TASK REQUIREMENTS.
1. Answer these questions using the patent background:
(a) What network structure is given as an example of how multiple storage devices are interfaced with each other?
(b) What does the Index Engines' Enterprise Search Appliance use to identify changes to stored information?
(c) Which storage devices are said to be not generally visible through a LAN?
2. List every specific use that the patent background gives as an example of what an information handling system may be configured for.

SOURCE TEXT.

####################

BACKGROUND OF THE INVENTION
1. Field of the Invention
The present invention relates in general to the field of information handling system storage area networks, and more particularly to a system and method for a storage area network search appliance.
2. Description of the Related Art
As the value and use of information continues to increase, individuals and businesses seek additional ways to process and store information. One option available to users is information handling systems. An information handling system generally processes, compiles, stores, and/or communicates information or data for business, personal, or other purposes thereby allowing users to take advantage of the value of the information. Because technology and information handling needs and requirements vary between different users or applications, information handling systems may also vary regarding what information is handled, how the information is handled, how much information is processed, stored, or communicated, and how quickly and efficiently the information may be processed, stored, or communicated. The variations in information handling systems allow for information handling systems to be general or configured for a specific user or specific use such as financial transaction processing, airline reservations, enterprise data storage, or global communications. In addition, information handling systems may include a variety of hardware and software components that may be configured to process, store, and communicate information and may include one or more computer systems, data storage systems, and networking systems.
The wide acceptance of information handling systems as business and personal tools has resulted in the generation of large quantities of information, such word processing documents, spreadsheets, databases and Internet Web pages. Problems presented by the generation of large quantities of information include storage of the information and finding desired information after it is stored. Generally, business prefer to use centralized databases to store information so that multiple client information handling systems interfaced through a local area network (LAN) can access the information. However, the amount of information generated by a business is often considerable and tends to increase over time. Storage area networks (SANs) provide a convenient and flexible architecture for addressing information storage needs as the needs evolve and change. Multiple storage devices, such as hard disk drives in a RAID configuration, are interfaced with each other through a network structure, such as a fibre channel. One or more storage server information handling systems interfaced with the network structure direct the writing and retrieval of information at the storage devices. The storage server information handling systems interface with a LAN to provide access by client information handling systems associated with the LAN to the information stored on the SAN. Storage capacity is easily increased by adding additional storage devices to the SAN network architecture.
- SUMMARY OF THE INVENTION
Although a variety of techniques are available for locating information stored on a SAN, a popular technique that provides relatively quick information location is indexing by a search engine. Search engine indexing technology is often used by Internet companies to track information stored on the Internet. Internet search engines continuously crawl through available Web pages and create an index of information stored on the Web pages. The index provides a rapid way to determine which Web pages have information associated with a desired search request. Similarly, SAN search engines access the SAN from the LAN to retrieve information and generate an index of the information stored on the SAN. The index allows client information handling systems on the LAN to quickly locate information associated with desired search terms. However, such search engines place a burden on the LAN where large quantities of information are retrieved for indexing, such as when information is migrated to different locations. In some instances, volumes on a SAN are not exposed to search engines on the LAN, such as where a SAN server used by the LAN lacks access to a volume, where a volume is “orphaned” and thus not visible, or where information is stored on near-line storage devices and tape storage devices which are not generally visible through a LAN. One attempt to address these issues is the Index Engines' Enterprise Search Appliance which uses backup software associated with the SAN to identify changes to stored information. However, only backed-up information is indexed and delays are introduced to the index based on the timing of backups.

####################

RECORDED INFORMATION.
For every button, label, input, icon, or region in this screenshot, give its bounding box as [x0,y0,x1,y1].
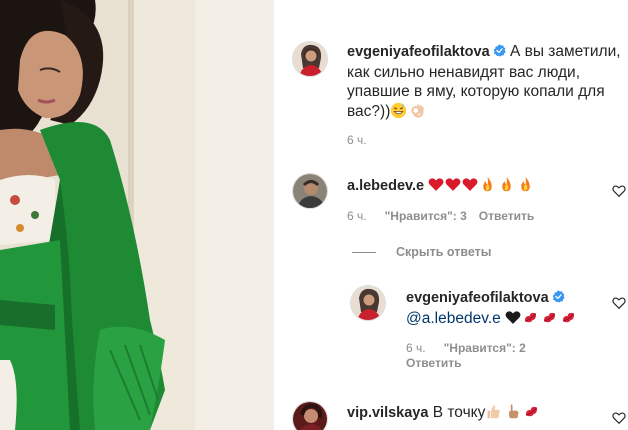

####################

EXERCISE RESPONSES.
1.
(a) A fibre channel.
(b) Backup software associated with the SAN.
(c) Near-line storage devices and tape storage devices.

2.
- Financial transaction processing
- Airline reservations
- Enterprise data storage
- Global communications